-- Begin Data listing --

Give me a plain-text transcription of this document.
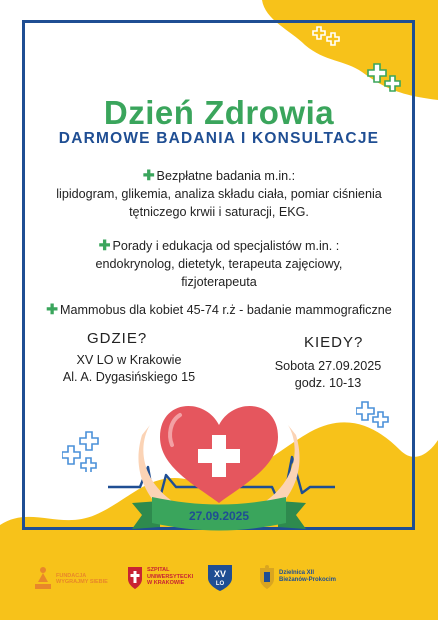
Dzień Zdrowia
DARMOWE BADANIA I KONSULTACJE
✚ Bezpłatne badania m.in.:
lipidogram, glikemia, analiza składu ciała, pomiar ciśnienia
tętniczego krwii i saturacji, EKG.
✚ Porady i edukacja od specjalistów m.in. :
endokrynolog, dietetyk, terapeuta zajęciowy,
fizjoterapeuta
✚ Mammobus dla kobiet 45-74 r.ż - badanie mammograficzne
GDZIE?
XV LO w Krakowie
Al. A. Dygasińskiego 15
KIEDY?
Sobota 27.09.2025
godz. 10-13
27.09.2025
FUNDACJA
WYGRAJMY SIEBIE
SZPITAL
UNIWERSYTECKI
W KRAKOWIE
XV
LO
Dzielnica XII
Bieżanów-Prokocim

-- End Data listing --

Problem
Copy every line of the data word for word, omitting the images.

Correct output
Give me a plain-text transcription of this document.
Dzień Zdrowia
DARMOWE BADANIA I KONSULTACJE
✚ Bezpłatne badania m.in.:
lipidogram, glikemia, analiza składu ciała, pomiar ciśnienia
tętniczego krwii i saturacji, EKG.
✚ Porady i edukacja od specjalistów m.in. :
endokrynolog, dietetyk, terapeuta zajęciowy,
fizjoterapeuta
✚ Mammobus dla kobiet 45-74 r.ż - badanie mammograficzne
GDZIE?
XV LO w Krakowie
Al. A. Dygasińskiego 15
KIEDY?
Sobota 27.09.2025
godz. 10-13
27.09.2025
FUNDACJA
WYGRAJMY SIEBIE
SZPITAL
UNIWERSYTECKI
W KRAKOWIE
XV
LO
Dzielnica XII
Bieżanów-Prokocim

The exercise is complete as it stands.